— BEGIN Given records —
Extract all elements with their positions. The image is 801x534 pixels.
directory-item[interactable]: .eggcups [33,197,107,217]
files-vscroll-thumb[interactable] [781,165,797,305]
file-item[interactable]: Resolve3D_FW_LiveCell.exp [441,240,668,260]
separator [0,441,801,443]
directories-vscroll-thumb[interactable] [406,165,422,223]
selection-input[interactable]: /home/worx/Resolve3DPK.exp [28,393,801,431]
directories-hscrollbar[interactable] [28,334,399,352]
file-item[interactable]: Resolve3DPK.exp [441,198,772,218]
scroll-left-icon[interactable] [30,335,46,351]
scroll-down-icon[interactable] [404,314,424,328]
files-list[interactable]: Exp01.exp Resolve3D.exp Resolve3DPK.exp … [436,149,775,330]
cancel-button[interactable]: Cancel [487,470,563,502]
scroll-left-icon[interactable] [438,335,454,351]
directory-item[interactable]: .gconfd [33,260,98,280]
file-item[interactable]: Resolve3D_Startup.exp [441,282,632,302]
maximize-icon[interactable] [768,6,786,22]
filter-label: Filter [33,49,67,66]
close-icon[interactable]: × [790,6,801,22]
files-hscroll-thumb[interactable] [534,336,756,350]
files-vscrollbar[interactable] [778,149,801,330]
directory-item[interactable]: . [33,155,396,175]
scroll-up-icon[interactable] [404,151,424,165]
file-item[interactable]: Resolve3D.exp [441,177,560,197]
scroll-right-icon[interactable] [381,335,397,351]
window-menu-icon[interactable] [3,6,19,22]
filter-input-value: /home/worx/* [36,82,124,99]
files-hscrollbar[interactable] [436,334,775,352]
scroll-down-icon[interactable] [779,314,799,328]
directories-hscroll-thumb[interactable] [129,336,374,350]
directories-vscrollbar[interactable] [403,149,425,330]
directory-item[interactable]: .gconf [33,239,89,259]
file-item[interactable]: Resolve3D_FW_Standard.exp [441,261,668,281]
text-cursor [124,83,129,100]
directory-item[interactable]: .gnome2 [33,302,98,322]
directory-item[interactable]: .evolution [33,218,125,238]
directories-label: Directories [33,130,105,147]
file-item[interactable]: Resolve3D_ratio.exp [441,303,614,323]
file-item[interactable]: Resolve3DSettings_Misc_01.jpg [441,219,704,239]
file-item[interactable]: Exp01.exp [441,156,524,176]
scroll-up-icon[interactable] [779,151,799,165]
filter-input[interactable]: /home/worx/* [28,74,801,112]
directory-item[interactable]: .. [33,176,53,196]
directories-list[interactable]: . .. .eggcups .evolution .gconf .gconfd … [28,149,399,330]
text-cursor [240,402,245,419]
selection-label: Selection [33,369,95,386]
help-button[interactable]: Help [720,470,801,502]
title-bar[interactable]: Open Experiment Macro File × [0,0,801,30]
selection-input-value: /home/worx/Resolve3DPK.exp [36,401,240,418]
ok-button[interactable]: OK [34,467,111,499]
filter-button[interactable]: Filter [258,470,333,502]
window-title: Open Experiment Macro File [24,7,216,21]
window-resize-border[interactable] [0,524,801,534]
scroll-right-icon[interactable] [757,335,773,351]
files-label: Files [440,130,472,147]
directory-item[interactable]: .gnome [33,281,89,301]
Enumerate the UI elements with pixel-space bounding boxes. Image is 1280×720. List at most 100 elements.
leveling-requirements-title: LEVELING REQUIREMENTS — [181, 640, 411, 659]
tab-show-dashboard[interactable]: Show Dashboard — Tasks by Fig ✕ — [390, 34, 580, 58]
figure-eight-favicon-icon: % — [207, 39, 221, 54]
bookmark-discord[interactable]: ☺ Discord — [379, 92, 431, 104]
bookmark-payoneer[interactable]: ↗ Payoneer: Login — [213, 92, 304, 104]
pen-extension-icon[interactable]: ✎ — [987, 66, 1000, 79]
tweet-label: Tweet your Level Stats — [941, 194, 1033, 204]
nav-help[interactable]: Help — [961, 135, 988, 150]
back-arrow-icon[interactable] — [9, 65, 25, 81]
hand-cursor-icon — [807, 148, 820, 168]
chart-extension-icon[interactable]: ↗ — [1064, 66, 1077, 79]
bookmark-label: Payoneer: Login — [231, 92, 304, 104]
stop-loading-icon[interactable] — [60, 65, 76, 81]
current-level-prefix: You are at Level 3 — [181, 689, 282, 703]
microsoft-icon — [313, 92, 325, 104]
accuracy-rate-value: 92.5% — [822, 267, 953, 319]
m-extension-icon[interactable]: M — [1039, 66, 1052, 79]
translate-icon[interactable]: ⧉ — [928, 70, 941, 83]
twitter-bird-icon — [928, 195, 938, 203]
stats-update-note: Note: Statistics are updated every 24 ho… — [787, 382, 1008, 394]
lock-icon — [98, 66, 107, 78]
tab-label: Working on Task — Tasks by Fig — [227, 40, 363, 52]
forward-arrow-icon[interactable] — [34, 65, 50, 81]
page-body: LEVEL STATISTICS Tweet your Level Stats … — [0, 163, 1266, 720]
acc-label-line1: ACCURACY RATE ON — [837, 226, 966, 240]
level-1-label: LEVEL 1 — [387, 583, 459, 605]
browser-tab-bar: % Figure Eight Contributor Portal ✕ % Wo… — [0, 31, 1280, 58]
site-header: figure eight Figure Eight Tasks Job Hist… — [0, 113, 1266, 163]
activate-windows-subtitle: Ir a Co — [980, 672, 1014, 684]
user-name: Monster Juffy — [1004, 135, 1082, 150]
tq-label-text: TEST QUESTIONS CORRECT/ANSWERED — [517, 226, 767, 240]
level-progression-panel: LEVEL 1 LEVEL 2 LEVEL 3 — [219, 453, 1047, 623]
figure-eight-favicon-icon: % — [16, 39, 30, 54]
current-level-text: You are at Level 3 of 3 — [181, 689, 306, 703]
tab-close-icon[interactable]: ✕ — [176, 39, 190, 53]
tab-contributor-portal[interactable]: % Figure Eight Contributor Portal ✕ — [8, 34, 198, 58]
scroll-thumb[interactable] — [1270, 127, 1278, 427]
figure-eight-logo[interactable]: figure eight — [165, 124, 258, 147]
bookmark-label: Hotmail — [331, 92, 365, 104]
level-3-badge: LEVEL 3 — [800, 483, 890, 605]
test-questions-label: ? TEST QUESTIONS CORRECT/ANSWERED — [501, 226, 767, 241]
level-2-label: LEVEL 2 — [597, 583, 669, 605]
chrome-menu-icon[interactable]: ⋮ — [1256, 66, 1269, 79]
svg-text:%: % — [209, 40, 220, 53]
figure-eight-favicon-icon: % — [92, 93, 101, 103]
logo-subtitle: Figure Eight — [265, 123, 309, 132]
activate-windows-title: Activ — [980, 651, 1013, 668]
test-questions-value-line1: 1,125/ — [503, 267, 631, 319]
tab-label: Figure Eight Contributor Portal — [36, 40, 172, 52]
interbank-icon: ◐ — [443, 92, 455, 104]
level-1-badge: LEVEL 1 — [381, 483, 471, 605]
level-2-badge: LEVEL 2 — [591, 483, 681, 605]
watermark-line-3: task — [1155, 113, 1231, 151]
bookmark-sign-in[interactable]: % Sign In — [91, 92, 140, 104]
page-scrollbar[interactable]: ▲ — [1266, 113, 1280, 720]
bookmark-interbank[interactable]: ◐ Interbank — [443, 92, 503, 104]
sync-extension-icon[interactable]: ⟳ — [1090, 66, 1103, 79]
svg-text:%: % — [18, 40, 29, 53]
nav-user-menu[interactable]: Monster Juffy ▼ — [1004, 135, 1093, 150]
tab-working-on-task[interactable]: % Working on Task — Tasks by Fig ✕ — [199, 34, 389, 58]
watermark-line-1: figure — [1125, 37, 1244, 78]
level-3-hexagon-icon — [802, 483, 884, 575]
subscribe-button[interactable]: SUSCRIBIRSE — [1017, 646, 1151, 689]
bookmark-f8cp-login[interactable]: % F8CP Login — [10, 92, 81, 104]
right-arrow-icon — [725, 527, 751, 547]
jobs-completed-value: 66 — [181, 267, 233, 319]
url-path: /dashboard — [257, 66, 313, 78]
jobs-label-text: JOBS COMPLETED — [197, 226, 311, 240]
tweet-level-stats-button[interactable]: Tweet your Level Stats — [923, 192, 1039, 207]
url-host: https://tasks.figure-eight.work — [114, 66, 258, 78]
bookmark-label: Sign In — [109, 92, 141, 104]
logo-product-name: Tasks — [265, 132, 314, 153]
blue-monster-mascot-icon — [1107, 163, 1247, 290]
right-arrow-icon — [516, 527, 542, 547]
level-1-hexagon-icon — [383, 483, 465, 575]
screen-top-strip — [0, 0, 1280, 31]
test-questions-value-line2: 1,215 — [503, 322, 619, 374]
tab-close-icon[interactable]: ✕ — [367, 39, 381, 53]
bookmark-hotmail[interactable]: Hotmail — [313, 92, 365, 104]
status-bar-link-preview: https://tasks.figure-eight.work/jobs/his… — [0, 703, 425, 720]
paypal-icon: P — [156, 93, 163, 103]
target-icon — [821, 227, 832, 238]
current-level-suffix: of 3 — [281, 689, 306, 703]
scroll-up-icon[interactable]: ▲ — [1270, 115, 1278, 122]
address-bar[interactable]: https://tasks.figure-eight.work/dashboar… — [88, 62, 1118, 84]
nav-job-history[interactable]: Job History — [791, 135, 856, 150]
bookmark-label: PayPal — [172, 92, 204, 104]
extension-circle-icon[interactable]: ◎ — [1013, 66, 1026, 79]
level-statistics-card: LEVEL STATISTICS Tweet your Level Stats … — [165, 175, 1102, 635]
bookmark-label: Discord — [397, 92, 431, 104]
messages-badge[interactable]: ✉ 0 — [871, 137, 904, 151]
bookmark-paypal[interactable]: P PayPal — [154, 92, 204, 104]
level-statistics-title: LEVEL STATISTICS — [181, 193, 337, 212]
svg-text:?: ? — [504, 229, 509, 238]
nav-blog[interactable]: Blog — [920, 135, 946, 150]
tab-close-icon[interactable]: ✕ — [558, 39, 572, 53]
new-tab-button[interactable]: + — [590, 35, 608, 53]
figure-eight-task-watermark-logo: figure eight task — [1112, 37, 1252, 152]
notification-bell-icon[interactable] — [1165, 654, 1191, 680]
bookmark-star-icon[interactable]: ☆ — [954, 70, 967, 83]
— END Given records —
→ Written request
Find every line above that contains the string "ANSWERED" and copy each one in full. Case counts.

→ Answer for the task
tq-label-text: TEST QUESTIONS CORRECT/ANSWERED — [517, 226, 767, 240]
test-questions-label: ? TEST QUESTIONS CORRECT/ANSWERED — [501, 226, 767, 241]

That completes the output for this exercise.